Saved entries:

......

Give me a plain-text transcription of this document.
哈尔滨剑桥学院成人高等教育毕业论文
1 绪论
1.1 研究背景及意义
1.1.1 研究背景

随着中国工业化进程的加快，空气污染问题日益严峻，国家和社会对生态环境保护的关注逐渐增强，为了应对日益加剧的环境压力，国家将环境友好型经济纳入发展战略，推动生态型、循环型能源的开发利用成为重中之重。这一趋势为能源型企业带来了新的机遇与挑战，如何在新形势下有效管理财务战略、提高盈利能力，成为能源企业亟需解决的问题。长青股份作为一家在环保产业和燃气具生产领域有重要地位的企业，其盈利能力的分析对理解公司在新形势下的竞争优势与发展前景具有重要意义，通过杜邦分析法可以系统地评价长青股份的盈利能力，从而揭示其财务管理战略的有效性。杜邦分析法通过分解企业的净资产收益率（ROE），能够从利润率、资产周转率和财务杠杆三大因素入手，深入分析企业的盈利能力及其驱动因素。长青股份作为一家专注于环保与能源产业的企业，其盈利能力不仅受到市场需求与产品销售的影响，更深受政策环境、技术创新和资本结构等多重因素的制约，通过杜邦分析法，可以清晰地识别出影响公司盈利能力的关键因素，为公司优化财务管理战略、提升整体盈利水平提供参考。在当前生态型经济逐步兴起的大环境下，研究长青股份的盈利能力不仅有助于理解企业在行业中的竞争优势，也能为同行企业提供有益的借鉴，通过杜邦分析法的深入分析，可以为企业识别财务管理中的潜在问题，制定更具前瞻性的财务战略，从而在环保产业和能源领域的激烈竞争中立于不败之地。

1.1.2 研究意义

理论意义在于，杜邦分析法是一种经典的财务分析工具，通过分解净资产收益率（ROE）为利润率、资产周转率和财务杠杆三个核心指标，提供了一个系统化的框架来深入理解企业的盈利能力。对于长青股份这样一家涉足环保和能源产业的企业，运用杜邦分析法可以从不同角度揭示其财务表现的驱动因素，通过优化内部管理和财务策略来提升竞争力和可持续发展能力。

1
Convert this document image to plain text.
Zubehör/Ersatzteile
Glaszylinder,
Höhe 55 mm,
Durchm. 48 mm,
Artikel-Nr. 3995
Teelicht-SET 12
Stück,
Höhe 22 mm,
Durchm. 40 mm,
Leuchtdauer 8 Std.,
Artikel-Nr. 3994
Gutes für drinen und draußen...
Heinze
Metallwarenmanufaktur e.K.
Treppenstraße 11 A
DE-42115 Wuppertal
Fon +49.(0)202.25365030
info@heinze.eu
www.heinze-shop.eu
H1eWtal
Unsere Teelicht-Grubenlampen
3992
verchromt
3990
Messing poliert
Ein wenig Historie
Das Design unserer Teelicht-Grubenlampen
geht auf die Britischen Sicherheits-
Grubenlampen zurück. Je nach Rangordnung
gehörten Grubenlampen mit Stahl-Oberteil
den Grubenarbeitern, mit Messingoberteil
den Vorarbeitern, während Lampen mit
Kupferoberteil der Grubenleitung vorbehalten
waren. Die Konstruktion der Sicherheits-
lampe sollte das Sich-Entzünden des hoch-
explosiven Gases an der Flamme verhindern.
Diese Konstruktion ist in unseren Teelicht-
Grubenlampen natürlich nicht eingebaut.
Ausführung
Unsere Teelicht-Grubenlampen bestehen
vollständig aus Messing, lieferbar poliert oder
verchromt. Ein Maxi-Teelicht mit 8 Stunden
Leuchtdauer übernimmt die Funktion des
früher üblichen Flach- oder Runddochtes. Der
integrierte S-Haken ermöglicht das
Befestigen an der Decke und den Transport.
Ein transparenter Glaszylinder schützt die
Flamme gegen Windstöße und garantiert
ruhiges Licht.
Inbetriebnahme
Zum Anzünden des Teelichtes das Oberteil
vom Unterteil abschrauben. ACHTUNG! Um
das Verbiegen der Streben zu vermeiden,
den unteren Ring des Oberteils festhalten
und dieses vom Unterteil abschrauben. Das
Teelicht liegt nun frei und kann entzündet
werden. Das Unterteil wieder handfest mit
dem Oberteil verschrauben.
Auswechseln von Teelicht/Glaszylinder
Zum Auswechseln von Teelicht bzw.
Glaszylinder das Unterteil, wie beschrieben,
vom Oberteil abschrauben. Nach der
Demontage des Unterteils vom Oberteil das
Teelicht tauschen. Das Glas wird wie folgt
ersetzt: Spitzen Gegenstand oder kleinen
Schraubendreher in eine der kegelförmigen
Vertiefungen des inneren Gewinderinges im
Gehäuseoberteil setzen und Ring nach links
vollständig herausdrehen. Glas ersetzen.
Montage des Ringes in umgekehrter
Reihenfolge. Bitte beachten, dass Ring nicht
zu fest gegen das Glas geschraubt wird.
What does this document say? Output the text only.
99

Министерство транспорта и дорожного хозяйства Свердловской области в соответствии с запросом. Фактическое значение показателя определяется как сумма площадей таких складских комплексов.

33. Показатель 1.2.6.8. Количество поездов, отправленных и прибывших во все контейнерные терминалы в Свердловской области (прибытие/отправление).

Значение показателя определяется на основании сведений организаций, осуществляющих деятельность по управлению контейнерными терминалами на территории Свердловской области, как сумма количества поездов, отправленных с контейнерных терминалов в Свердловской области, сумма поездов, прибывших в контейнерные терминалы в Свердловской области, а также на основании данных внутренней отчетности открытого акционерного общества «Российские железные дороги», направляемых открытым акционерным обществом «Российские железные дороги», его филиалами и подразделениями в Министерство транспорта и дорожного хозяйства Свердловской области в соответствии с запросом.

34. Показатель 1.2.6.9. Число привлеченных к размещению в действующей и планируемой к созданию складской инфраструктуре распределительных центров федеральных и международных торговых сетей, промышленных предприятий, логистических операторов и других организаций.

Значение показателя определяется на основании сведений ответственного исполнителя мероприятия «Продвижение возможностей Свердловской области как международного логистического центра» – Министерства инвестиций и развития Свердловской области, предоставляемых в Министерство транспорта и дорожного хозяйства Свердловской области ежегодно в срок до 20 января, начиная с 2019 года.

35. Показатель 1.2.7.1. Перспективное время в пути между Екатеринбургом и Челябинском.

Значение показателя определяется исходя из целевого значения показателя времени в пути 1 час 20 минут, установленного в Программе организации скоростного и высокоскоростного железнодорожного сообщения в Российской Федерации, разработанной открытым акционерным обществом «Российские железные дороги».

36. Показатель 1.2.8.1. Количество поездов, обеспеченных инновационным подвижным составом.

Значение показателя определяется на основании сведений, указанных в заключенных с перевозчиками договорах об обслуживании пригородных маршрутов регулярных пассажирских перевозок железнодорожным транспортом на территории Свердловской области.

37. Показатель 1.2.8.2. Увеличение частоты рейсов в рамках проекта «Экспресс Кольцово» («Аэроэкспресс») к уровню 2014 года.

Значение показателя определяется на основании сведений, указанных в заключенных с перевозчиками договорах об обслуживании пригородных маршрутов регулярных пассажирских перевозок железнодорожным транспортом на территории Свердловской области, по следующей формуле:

......

Can you reproduce all the material exactly?

» **TASK SOLUTION**:
Give me a plain-text transcription of this document.
哈尔滨剑桥学院成人高等教育毕业论文
1 绪论
1.1 研究背景及意义
1.1.1 研究背景

随着中国工业化进程的加快，空气污染问题日益严峻，国家和社会对生态环境保护的关注逐渐增强，为了应对日益加剧的环境压力，国家将环境友好型经济纳入发展战略，推动生态型、循环型能源的开发利用成为重中之重。这一趋势为能源型企业带来了新的机遇与挑战，如何在新形势下有效管理财务战略、提高盈利能力，成为能源企业亟需解决的问题。长青股份作为一家在环保产业和燃气具生产领域有重要地位的企业，其盈利能力的分析对理解公司在新形势下的竞争优势与发展前景具有重要意义，通过杜邦分析法可以系统地评价长青股份的盈利能力，从而揭示其财务管理战略的有效性。杜邦分析法通过分解企业的净资产收益率（ROE），能够从利润率、资产周转率和财务杠杆三大因素入手，深入分析企业的盈利能力及其驱动因素。长青股份作为一家专注于环保与能源产业的企业，其盈利能力不仅受到市场需求与产品销售的影响，更深受政策环境、技术创新和资本结构等多重因素的制约，通过杜邦分析法，可以清晰地识别出影响公司盈利能力的关键因素，为公司优化财务管理战略、提升整体盈利水平提供参考。在当前生态型经济逐步兴起的大环境下，研究长青股份的盈利能力不仅有助于理解企业在行业中的竞争优势，也能为同行企业提供有益的借鉴，通过杜邦分析法的深入分析，可以为企业识别财务管理中的潜在问题，制定更具前瞻性的财务战略，从而在环保产业和能源领域的激烈竞争中立于不败之地。

1.1.2 研究意义

理论意义在于，杜邦分析法是一种经典的财务分析工具，通过分解净资产收益率（ROE）为利润率、资产周转率和财务杠杆三个核心指标，提供了一个系统化的框架来深入理解企业的盈利能力。对于长青股份这样一家涉足环保和能源产业的企业，运用杜邦分析法可以从不同角度揭示其财务表现的驱动因素，通过优化内部管理和财务策略来提升竞争力和可持续发展能力。

1
Convert this document image to plain text.
Zubehör/Ersatzteile
Glaszylinder,
Höhe 55 mm,
Durchm. 48 mm,
Artikel-Nr. 3995
Teelicht-SET 12
Stück,
Höhe 22 mm,
Durchm. 40 mm,
Leuchtdauer 8 Std.,
Artikel-Nr. 3994
Gutes für drinen und draußen...
Heinze
Metallwarenmanufaktur e.K.
Treppenstraße 11 A
DE-42115 Wuppertal
Fon +49.(0)202.25365030
info@heinze.eu
www.heinze-shop.eu
H1eWtal
Unsere Teelicht-Grubenlampen
3992
verchromt
3990
Messing poliert
Ein wenig Historie
Das Design unserer Teelicht-Grubenlampen
geht auf die Britischen Sicherheits-
Grubenlampen zurück. Je nach Rangordnung
gehörten Grubenlampen mit Stahl-Oberteil
den Grubenarbeitern, mit Messingoberteil
den Vorarbeitern, während Lampen mit
Kupferoberteil der Grubenleitung vorbehalten
waren. Die Konstruktion der Sicherheits-
lampe sollte das Sich-Entzünden des hoch-
explosiven Gases an der Flamme verhindern.
Diese Konstruktion ist in unseren Teelicht-
Grubenlampen natürlich nicht eingebaut.
Ausführung
Unsere Teelicht-Grubenlampen bestehen
vollständig aus Messing, lieferbar poliert oder
verchromt. Ein Maxi-Teelicht mit 8 Stunden
Leuchtdauer übernimmt die Funktion des
früher üblichen Flach- oder Runddochtes. Der
integrierte S-Haken ermöglicht das
Befestigen an der Decke und den Transport.
Ein transparenter Glaszylinder schützt die
Flamme gegen Windstöße und garantiert
ruhiges Licht.
Inbetriebnahme
Zum Anzünden des Teelichtes das Oberteil
vom Unterteil abschrauben. ACHTUNG! Um
das Verbiegen der Streben zu vermeiden,
den unteren Ring des Oberteils festhalten
und dieses vom Unterteil abschrauben. Das
Teelicht liegt nun frei und kann entzündet
werden. Das Unterteil wieder handfest mit
dem Oberteil verschrauben.
Auswechseln von Teelicht/Glaszylinder
Zum Auswechseln von Teelicht bzw.
Glaszylinder das Unterteil, wie beschrieben,
vom Oberteil abschrauben. Nach der
Demontage des Unterteils vom Oberteil das
Teelicht tauschen. Das Glas wird wie folgt
ersetzt: Spitzen Gegenstand oder kleinen
Schraubendreher in eine der kegelförmigen
Vertiefungen des inneren Gewinderinges im
Gehäuseoberteil setzen und Ring nach links
vollständig herausdrehen. Glas ersetzen.
Montage des Ringes in umgekehrter
Reihenfolge. Bitte beachten, dass Ring nicht
zu fest gegen das Glas geschraubt wird.
What does this document say? Output the text only.
99

Министерство транспорта и дорожного хозяйства Свердловской области в соответствии с запросом. Фактическое значение показателя определяется как сумма площадей таких складских комплексов.

33. Показатель 1.2.6.8. Количество поездов, отправленных и прибывших во все контейнерные терминалы в Свердловской области (прибытие/отправление).

Значение показателя определяется на основании сведений организаций, осуществляющих деятельность по управлению контейнерными терминалами на территории Свердловской области, как сумма количества поездов, отправленных с контейнерных терминалов в Свердловской области, сумма поездов, прибывших в контейнерные терминалы в Свердловской области, а также на основании данных внутренней отчетности открытого акционерного общества «Российские железные дороги», направляемых открытым акционерным обществом «Российские железные дороги», его филиалами и подразделениями в Министерство транспорта и дорожного хозяйства Свердловской области в соответствии с запросом.

34. Показатель 1.2.6.9. Число привлеченных к размещению в действующей и планируемой к созданию складской инфраструктуре распределительных центров федеральных и международных торговых сетей, промышленных предприятий, логистических операторов и других организаций.

Значение показателя определяется на основании сведений ответственного исполнителя мероприятия «Продвижение возможностей Свердловской области как международного логистического центра» – Министерства инвестиций и развития Свердловской области, предоставляемых в Министерство транспорта и дорожного хозяйства Свердловской области ежегодно в срок до 20 января, начиная с 2019 года.

35. Показатель 1.2.7.1. Перспективное время в пути между Екатеринбургом и Челябинском.

Значение показателя определяется исходя из целевого значения показателя времени в пути 1 час 20 минут, установленного в Программе организации скоростного и высокоскоростного железнодорожного сообщения в Российской Федерации, разработанной открытым акционерным обществом «Российские железные дороги».

36. Показатель 1.2.8.1. Количество поездов, обеспеченных инновационным подвижным составом.

Значение показателя определяется на основании сведений, указанных в заключенных с перевозчиками договорах об обслуживании пригородных маршрутов регулярных пассажирских перевозок железнодорожным транспортом на территории Свердловской области.

37. Показатель 1.2.8.2. Увеличение частоты рейсов в рамках проекта «Экспресс Кольцово» («Аэроэкспресс») к уровню 2014 года.

Значение показателя определяется на основании сведений, указанных в заключенных с перевозчиками договорах об обслуживании пригородных маршрутов регулярных пассажирских перевозок железнодорожным транспортом на территории Свердловской области, по следующей формуле:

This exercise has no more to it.